> WHAT IS EXPECTED
Leave out the pictures and restate the rest of the data exactly.

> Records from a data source
================================

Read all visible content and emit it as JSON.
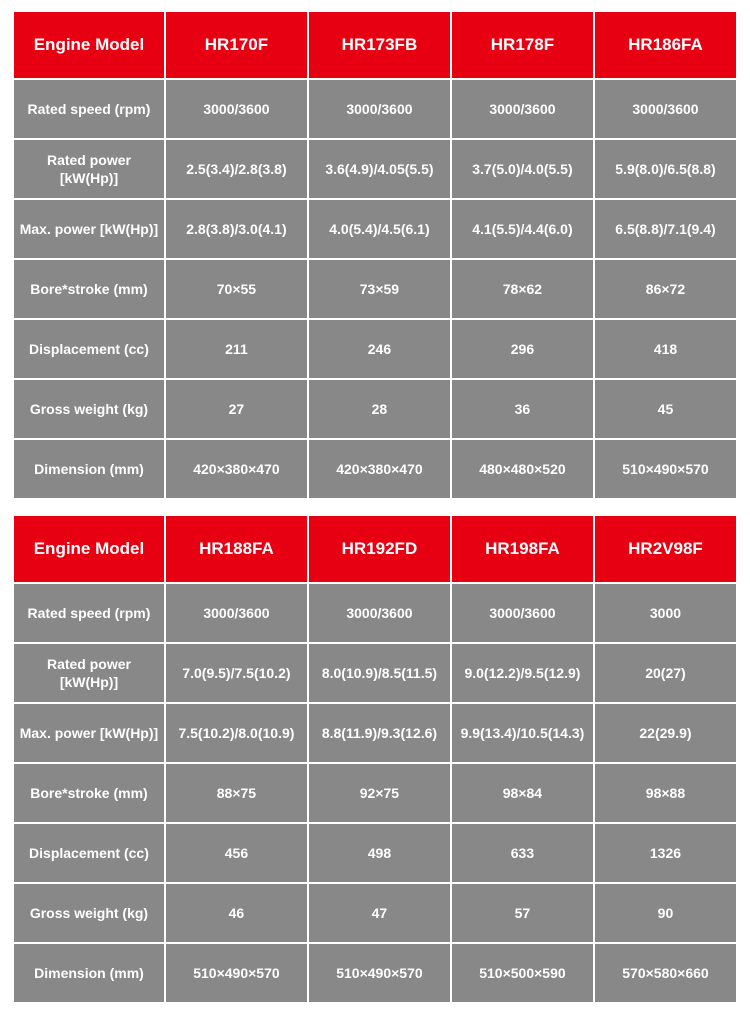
{
  "colors": {
    "header_bg": "#e60012",
    "cell_bg": "#888888",
    "text": "#ffffff",
    "page_bg": "#ffffff"
  },
  "tables": [
    {
      "header": [
        "Engine Model",
        "HR170F",
        "HR173FB",
        "HR178F",
        "HR186FA"
      ],
      "rows": [
        {
          "label": "Rated speed (rpm)",
          "values": [
            "3000/3600",
            "3000/3600",
            "3000/3600",
            "3000/3600"
          ]
        },
        {
          "label": "Rated power [kW(Hp)]",
          "values": [
            "2.5(3.4)/2.8(3.8)",
            "3.6(4.9)/4.05(5.5)",
            "3.7(5.0)/4.0(5.5)",
            "5.9(8.0)/6.5(8.8)"
          ]
        },
        {
          "label": "Max. power [kW(Hp)]",
          "values": [
            "2.8(3.8)/3.0(4.1)",
            "4.0(5.4)/4.5(6.1)",
            "4.1(5.5)/4.4(6.0)",
            "6.5(8.8)/7.1(9.4)"
          ]
        },
        {
          "label": "Bore*stroke (mm)",
          "values": [
            "70×55",
            "73×59",
            "78×62",
            "86×72"
          ]
        },
        {
          "label": "Displacement (cc)",
          "values": [
            "211",
            "246",
            "296",
            "418"
          ]
        },
        {
          "label": "Gross weight (kg)",
          "values": [
            "27",
            "28",
            "36",
            "45"
          ]
        },
        {
          "label": "Dimension (mm)",
          "values": [
            "420×380×470",
            "420×380×470",
            "480×480×520",
            "510×490×570"
          ]
        }
      ]
    },
    {
      "header": [
        "Engine Model",
        "HR188FA",
        "HR192FD",
        "HR198FA",
        "HR2V98F"
      ],
      "rows": [
        {
          "label": "Rated speed (rpm)",
          "values": [
            "3000/3600",
            "3000/3600",
            "3000/3600",
            "3000"
          ]
        },
        {
          "label": "Rated power [kW(Hp)]",
          "values": [
            "7.0(9.5)/7.5(10.2)",
            "8.0(10.9)/8.5(11.5)",
            "9.0(12.2)/9.5(12.9)",
            "20(27)"
          ]
        },
        {
          "label": "Max. power [kW(Hp)]",
          "values": [
            "7.5(10.2)/8.0(10.9)",
            "8.8(11.9)/9.3(12.6)",
            "9.9(13.4)/10.5(14.3)",
            "22(29.9)"
          ]
        },
        {
          "label": "Bore*stroke (mm)",
          "values": [
            "88×75",
            "92×75",
            "98×84",
            "98×88"
          ]
        },
        {
          "label": "Displacement (cc)",
          "values": [
            "456",
            "498",
            "633",
            "1326"
          ]
        },
        {
          "label": "Gross weight (kg)",
          "values": [
            "46",
            "47",
            "57",
            "90"
          ]
        },
        {
          "label": "Dimension (mm)",
          "values": [
            "510×490×570",
            "510×490×570",
            "510×500×590",
            "570×580×660"
          ]
        }
      ]
    }
  ]
}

================================

> TASK ANSWER
Read all visible content and emit it as JSON.
{
  "colors": {
    "header_bg": "#e60012",
    "cell_bg": "#888888",
    "text": "#ffffff",
    "page_bg": "#ffffff"
  },
  "tables": [
    {
      "header": [
        "Engine Model",
        "HR170F",
        "HR173FB",
        "HR178F",
        "HR186FA"
      ],
      "rows": [
        {
          "label": "Rated speed (rpm)",
          "values": [
            "3000/3600",
            "3000/3600",
            "3000/3600",
            "3000/3600"
          ]
        },
        {
          "label": "Rated power [kW(Hp)]",
          "values": [
            "2.5(3.4)/2.8(3.8)",
            "3.6(4.9)/4.05(5.5)",
            "3.7(5.0)/4.0(5.5)",
            "5.9(8.0)/6.5(8.8)"
          ]
        },
        {
          "label": "Max. power [kW(Hp)]",
          "values": [
            "2.8(3.8)/3.0(4.1)",
            "4.0(5.4)/4.5(6.1)",
            "4.1(5.5)/4.4(6.0)",
            "6.5(8.8)/7.1(9.4)"
          ]
        },
        {
          "label": "Bore*stroke (mm)",
          "values": [
            "70×55",
            "73×59",
            "78×62",
            "86×72"
          ]
        },
        {
          "label": "Displacement (cc)",
          "values": [
            "211",
            "246",
            "296",
            "418"
          ]
        },
        {
          "label": "Gross weight (kg)",
          "values": [
            "27",
            "28",
            "36",
            "45"
          ]
        },
        {
          "label": "Dimension (mm)",
          "values": [
            "420×380×470",
            "420×380×470",
            "480×480×520",
            "510×490×570"
          ]
        }
      ]
    },
    {
      "header": [
        "Engine Model",
        "HR188FA",
        "HR192FD",
        "HR198FA",
        "HR2V98F"
      ],
      "rows": [
        {
          "label": "Rated speed (rpm)",
          "values": [
            "3000/3600",
            "3000/3600",
            "3000/3600",
            "3000"
          ]
        },
        {
          "label": "Rated power [kW(Hp)]",
          "values": [
            "7.0(9.5)/7.5(10.2)",
            "8.0(10.9)/8.5(11.5)",
            "9.0(12.2)/9.5(12.9)",
            "20(27)"
          ]
        },
        {
          "label": "Max. power [kW(Hp)]",
          "values": [
            "7.5(10.2)/8.0(10.9)",
            "8.8(11.9)/9.3(12.6)",
            "9.9(13.4)/10.5(14.3)",
            "22(29.9)"
          ]
        },
        {
          "label": "Bore*stroke (mm)",
          "values": [
            "88×75",
            "92×75",
            "98×84",
            "98×88"
          ]
        },
        {
          "label": "Displacement (cc)",
          "values": [
            "456",
            "498",
            "633",
            "1326"
          ]
        },
        {
          "label": "Gross weight (kg)",
          "values": [
            "46",
            "47",
            "57",
            "90"
          ]
        },
        {
          "label": "Dimension (mm)",
          "values": [
            "510×490×570",
            "510×490×570",
            "510×500×590",
            "570×580×660"
          ]
        }
      ]
    }
  ]
}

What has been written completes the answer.